:: DATA PROVIDED

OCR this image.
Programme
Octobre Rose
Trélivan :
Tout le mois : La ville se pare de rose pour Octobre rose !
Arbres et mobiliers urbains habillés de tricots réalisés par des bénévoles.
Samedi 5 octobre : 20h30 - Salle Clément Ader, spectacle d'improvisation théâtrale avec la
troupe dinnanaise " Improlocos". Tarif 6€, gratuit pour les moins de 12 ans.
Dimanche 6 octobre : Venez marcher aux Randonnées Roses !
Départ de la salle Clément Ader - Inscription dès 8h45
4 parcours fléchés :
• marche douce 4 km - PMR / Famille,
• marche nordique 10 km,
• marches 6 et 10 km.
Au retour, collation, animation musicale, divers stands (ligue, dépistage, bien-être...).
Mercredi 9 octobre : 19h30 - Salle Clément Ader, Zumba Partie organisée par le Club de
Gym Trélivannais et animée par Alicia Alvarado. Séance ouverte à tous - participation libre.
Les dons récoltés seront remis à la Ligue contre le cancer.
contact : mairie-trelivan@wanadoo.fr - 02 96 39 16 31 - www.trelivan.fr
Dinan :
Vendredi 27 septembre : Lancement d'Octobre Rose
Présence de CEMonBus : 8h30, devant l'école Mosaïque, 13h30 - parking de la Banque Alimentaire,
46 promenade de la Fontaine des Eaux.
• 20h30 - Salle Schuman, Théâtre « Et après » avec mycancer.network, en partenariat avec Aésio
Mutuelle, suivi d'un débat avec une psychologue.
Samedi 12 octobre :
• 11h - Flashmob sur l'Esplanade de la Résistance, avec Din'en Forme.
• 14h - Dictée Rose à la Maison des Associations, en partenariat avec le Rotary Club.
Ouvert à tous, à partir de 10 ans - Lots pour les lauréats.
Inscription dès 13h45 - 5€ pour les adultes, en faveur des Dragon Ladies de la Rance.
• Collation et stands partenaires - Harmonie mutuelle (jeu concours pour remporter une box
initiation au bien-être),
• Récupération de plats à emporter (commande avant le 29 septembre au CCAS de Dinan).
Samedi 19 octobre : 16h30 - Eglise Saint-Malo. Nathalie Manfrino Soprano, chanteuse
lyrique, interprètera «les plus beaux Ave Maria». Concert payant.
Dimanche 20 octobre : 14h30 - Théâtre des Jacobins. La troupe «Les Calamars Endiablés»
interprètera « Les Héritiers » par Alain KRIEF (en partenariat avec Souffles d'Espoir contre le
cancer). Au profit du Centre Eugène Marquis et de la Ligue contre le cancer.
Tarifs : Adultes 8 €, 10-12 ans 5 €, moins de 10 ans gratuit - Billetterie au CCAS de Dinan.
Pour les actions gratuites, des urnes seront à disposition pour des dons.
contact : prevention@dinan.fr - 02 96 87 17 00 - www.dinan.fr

::::
:: DATA PROVIDED

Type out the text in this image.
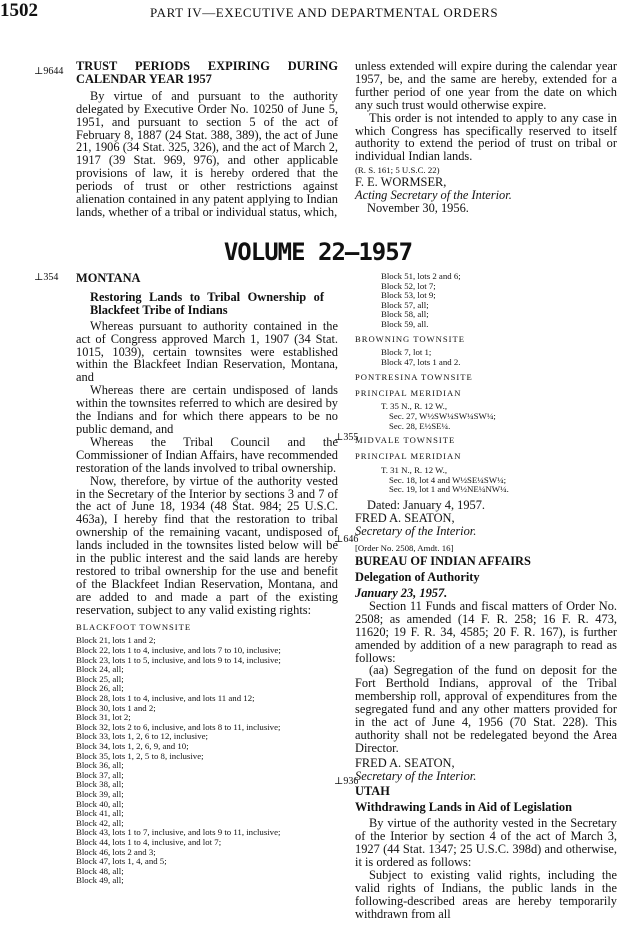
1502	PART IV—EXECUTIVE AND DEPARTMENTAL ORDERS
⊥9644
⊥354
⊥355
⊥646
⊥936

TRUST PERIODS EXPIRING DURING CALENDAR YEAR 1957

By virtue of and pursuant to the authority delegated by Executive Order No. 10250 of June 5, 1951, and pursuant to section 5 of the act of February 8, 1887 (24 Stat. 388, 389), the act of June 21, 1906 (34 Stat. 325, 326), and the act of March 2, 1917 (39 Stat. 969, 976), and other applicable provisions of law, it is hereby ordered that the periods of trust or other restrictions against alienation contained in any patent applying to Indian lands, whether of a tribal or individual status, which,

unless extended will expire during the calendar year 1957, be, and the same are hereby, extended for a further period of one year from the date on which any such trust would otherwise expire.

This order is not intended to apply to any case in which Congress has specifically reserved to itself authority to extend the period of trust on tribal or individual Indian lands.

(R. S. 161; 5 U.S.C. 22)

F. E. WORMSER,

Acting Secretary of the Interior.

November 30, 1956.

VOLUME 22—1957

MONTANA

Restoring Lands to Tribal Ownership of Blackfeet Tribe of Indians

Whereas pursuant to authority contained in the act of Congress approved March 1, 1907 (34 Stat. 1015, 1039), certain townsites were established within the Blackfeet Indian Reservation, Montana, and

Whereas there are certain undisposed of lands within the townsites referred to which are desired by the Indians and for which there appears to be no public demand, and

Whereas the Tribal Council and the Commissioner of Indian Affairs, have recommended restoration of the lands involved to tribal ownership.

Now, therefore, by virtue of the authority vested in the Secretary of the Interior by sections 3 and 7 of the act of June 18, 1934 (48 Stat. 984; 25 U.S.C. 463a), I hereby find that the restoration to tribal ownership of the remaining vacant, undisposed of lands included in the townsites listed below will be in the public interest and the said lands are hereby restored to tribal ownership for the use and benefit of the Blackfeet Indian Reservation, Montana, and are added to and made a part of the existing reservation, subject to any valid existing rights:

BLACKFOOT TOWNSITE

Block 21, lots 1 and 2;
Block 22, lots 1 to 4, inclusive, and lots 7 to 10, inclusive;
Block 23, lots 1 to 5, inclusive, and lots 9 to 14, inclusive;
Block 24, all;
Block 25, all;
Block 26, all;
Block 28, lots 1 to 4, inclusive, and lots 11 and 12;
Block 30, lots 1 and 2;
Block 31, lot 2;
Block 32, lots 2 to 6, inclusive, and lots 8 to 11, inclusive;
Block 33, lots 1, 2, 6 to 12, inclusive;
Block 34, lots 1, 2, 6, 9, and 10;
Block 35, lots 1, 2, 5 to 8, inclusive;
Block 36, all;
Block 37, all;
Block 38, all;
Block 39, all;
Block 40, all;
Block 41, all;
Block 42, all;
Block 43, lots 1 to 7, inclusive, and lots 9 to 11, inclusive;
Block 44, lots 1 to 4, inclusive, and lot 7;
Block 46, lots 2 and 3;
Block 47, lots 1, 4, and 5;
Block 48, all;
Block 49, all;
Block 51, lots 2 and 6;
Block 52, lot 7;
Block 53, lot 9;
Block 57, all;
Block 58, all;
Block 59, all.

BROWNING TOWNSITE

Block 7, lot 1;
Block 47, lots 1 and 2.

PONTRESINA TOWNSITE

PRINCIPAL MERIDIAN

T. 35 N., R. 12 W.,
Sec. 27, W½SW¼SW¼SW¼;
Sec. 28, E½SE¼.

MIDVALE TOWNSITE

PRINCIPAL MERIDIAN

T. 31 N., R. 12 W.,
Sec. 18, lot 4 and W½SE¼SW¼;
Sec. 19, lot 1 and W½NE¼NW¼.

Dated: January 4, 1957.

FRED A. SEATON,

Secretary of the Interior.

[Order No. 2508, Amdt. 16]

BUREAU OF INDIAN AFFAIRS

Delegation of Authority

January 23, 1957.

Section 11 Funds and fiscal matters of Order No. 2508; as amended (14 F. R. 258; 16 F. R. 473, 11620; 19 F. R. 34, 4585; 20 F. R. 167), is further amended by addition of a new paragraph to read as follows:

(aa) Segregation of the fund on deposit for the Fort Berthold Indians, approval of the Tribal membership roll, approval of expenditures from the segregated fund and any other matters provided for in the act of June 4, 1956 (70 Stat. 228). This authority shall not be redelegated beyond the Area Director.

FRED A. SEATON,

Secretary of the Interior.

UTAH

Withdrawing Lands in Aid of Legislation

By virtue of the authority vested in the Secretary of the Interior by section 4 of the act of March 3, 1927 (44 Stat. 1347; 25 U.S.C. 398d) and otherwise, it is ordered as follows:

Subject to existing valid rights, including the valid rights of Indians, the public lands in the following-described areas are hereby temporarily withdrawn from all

::::

GIVEN REQUEST
Using the listing above, show every line that includes the string "Congress".

COMPLETE ANSWER
This order is not intended to apply to any case in which Congress has specifically reserved to itself authority to extend the period of trust on tribal or individual Indian lands.
Whereas pursuant to authority contained in the act of Congress approved March 1, 1907 (34 Stat. 1015, 1039), certain townsites were established within the Blackfeet Indian Reservation, Montana, and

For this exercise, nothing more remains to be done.